— Begin Available records —

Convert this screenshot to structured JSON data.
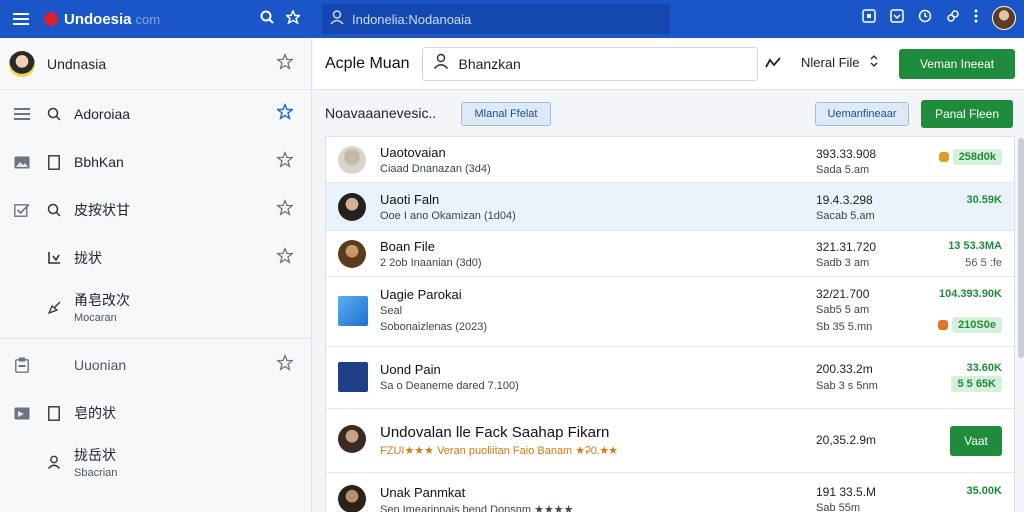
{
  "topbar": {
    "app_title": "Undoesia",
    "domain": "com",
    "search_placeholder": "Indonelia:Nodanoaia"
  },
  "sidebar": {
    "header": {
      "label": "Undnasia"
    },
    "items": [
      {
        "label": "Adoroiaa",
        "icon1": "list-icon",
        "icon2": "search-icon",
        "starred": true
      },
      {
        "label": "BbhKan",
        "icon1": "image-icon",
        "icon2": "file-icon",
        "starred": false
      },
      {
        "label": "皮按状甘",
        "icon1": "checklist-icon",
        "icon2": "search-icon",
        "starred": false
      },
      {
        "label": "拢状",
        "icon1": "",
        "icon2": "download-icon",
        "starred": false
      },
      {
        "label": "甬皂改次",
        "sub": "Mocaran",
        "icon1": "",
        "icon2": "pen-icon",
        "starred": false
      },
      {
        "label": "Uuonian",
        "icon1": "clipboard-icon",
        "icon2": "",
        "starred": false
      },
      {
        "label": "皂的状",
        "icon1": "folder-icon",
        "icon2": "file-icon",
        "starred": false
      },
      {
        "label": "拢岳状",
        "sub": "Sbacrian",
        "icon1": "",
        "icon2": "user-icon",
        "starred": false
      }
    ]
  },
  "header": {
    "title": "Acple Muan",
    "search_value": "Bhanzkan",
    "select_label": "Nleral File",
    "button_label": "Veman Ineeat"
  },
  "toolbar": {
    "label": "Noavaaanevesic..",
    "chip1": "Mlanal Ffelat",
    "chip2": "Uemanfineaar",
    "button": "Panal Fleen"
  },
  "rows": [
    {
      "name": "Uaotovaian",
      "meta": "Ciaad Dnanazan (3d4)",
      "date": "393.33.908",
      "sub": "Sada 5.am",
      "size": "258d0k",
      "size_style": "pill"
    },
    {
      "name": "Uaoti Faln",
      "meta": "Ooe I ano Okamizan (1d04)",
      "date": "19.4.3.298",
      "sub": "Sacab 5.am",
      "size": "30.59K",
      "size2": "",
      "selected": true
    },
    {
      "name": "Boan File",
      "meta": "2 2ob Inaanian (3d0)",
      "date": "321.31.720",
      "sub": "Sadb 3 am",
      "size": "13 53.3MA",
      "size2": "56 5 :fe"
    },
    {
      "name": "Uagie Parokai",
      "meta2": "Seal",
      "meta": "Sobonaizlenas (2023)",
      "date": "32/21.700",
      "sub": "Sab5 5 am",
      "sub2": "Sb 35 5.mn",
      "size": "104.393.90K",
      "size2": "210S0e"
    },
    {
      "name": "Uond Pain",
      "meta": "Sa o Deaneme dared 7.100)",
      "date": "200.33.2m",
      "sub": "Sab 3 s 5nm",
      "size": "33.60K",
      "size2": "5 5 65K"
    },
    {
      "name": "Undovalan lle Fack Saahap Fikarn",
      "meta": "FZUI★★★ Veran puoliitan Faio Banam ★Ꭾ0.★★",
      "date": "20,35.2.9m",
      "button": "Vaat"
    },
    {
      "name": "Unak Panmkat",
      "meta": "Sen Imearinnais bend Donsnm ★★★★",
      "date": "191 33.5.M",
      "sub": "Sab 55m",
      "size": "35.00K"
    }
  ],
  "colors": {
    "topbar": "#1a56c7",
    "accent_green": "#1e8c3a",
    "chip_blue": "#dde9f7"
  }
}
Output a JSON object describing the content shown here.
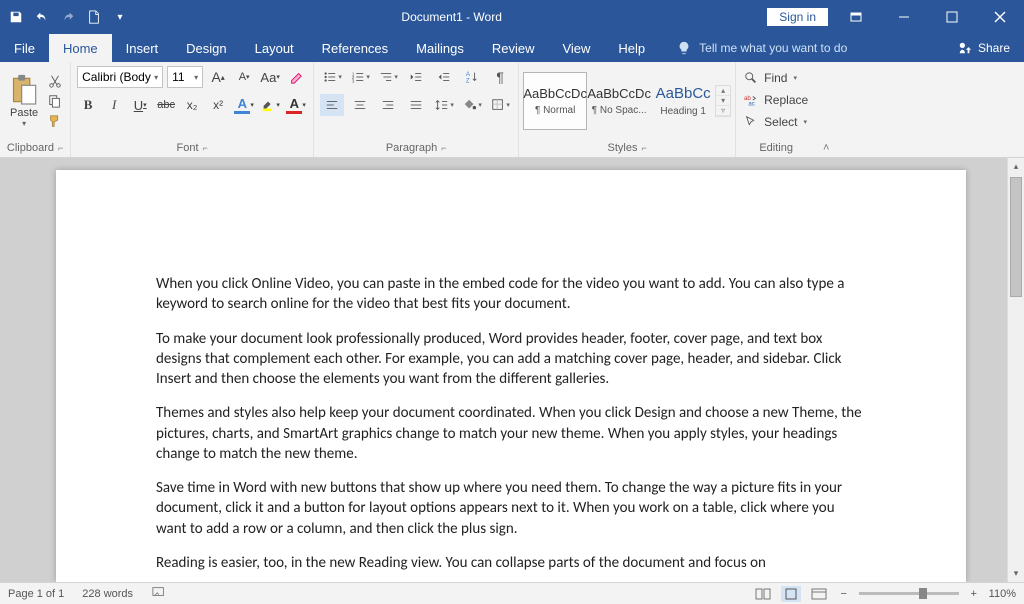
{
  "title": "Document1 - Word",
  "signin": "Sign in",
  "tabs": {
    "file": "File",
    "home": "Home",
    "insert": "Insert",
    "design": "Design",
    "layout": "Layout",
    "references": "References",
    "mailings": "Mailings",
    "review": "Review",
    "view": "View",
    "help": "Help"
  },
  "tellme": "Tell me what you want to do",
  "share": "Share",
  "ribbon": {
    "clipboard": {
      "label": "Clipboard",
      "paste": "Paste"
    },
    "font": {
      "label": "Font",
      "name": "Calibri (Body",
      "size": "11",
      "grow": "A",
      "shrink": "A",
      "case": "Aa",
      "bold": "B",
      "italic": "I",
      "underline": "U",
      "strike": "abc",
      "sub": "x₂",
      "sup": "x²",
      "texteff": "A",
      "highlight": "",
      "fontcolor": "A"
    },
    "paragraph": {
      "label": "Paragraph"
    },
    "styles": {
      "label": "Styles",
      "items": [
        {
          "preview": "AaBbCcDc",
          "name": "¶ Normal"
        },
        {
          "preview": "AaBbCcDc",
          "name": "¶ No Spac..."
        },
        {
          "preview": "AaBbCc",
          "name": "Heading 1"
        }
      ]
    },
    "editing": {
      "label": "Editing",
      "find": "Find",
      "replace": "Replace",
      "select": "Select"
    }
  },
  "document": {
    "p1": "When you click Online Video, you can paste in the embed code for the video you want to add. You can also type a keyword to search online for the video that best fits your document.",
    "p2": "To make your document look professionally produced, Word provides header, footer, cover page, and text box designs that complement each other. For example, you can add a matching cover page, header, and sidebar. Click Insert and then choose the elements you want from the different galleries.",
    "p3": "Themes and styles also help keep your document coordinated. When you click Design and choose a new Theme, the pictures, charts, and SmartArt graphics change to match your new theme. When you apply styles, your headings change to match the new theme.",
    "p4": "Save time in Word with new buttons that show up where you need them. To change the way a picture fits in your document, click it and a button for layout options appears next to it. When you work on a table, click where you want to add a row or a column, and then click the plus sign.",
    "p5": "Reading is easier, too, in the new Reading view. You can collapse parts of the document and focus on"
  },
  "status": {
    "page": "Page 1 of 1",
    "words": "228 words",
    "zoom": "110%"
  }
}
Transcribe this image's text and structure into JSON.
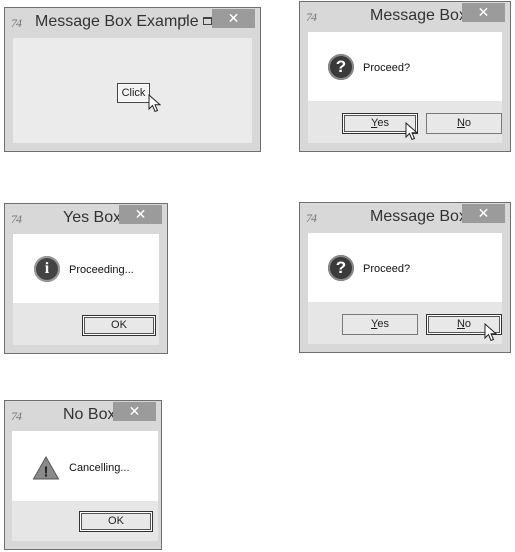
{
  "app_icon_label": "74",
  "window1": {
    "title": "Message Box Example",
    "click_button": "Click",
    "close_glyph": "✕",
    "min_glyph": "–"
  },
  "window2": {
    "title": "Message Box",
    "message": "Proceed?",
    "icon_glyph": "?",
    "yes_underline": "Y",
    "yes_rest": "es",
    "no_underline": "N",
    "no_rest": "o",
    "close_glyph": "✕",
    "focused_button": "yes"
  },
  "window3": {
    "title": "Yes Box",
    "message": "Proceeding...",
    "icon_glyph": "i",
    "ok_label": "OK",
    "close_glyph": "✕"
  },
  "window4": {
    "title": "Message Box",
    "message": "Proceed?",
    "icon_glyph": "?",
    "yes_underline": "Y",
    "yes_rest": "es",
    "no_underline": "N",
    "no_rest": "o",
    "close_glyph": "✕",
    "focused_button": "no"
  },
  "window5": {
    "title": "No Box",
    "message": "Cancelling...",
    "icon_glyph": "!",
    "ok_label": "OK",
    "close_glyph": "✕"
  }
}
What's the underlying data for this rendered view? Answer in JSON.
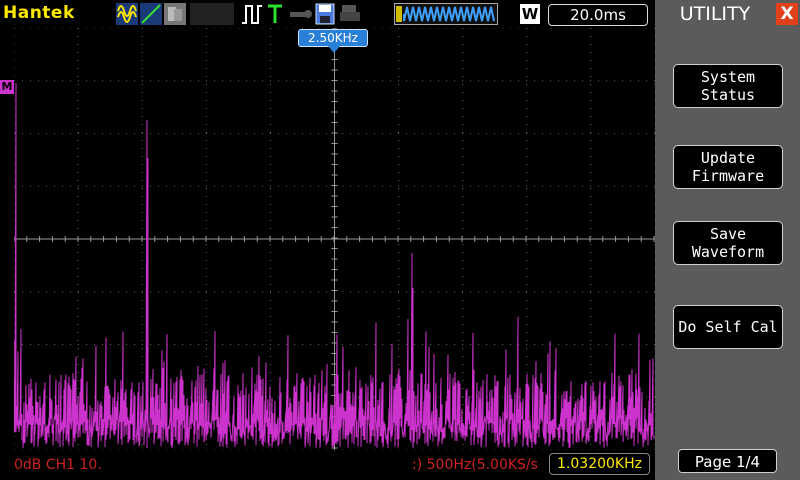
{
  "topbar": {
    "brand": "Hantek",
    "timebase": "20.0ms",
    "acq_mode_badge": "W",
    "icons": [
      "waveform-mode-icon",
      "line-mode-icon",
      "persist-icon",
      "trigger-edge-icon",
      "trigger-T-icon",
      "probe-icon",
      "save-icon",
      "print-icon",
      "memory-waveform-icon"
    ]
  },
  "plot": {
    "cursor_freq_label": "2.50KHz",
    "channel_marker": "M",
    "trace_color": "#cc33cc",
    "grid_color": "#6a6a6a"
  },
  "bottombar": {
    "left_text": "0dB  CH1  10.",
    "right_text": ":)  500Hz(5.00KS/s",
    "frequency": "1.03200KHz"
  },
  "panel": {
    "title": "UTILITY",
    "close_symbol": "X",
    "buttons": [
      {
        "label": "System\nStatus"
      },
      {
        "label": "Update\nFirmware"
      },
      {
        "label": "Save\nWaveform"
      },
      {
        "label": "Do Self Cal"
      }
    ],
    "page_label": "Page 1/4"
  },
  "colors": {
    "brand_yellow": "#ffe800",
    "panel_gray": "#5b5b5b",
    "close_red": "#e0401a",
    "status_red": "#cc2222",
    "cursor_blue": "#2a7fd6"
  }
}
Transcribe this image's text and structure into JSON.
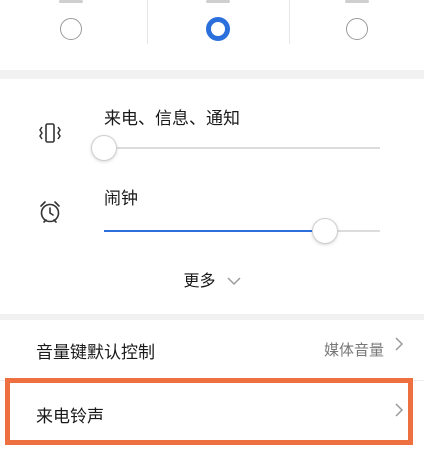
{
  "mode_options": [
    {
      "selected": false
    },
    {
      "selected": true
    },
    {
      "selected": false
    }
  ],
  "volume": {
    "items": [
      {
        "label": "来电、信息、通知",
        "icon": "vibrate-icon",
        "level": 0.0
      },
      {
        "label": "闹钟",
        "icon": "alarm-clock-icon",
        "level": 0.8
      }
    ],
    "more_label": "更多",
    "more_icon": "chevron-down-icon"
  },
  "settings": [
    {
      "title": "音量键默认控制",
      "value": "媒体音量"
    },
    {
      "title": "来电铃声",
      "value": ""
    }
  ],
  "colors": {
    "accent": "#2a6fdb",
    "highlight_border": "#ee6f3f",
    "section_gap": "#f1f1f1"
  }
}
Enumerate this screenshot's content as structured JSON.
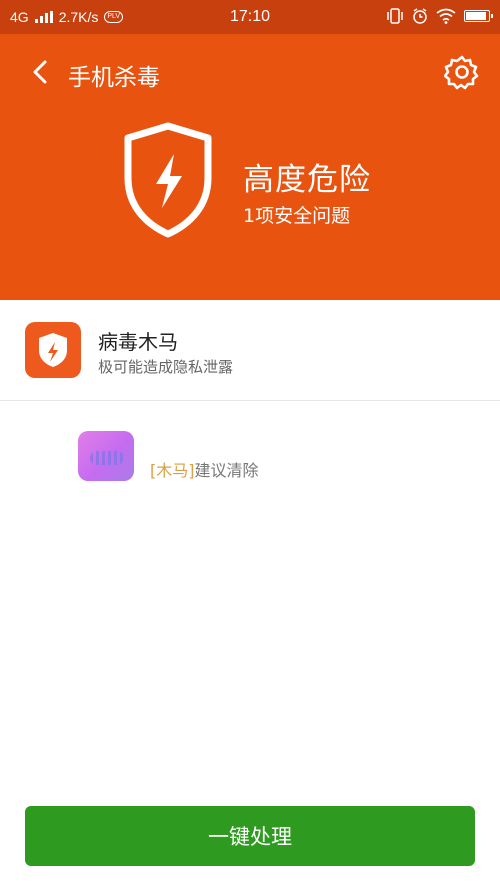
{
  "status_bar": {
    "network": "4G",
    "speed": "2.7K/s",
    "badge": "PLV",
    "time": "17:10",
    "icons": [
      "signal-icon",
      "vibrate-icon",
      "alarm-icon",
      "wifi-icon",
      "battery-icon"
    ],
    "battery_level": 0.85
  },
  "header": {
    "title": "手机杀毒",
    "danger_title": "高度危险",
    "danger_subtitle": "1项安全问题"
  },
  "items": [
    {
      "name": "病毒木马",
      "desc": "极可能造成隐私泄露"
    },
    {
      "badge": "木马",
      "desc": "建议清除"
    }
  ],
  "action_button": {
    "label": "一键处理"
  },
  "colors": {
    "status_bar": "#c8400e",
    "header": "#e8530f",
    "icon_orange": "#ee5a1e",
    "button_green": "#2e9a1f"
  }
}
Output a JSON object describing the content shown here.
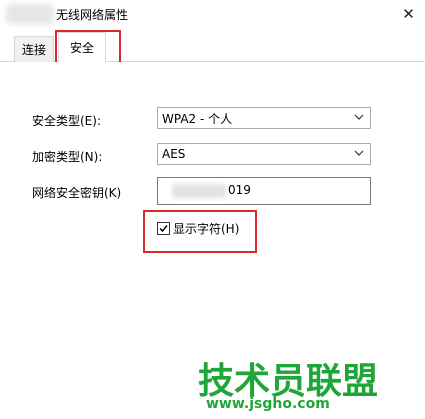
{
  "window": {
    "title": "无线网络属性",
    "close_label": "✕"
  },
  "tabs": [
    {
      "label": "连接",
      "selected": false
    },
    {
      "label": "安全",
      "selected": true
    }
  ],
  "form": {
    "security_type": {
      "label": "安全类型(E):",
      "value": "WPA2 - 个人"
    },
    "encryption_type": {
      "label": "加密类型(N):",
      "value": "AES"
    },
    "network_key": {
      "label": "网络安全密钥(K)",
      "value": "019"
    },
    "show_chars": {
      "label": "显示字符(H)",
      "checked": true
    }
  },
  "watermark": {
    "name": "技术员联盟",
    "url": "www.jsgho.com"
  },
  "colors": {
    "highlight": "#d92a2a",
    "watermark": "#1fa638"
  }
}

— End Available records —

» **Task to carry out**: Filter lines by "structured" and return each hit.

» **Finished answer**:
Convert this screenshot to structured JSON data.
Enumerate this screenshot's content as structured JSON.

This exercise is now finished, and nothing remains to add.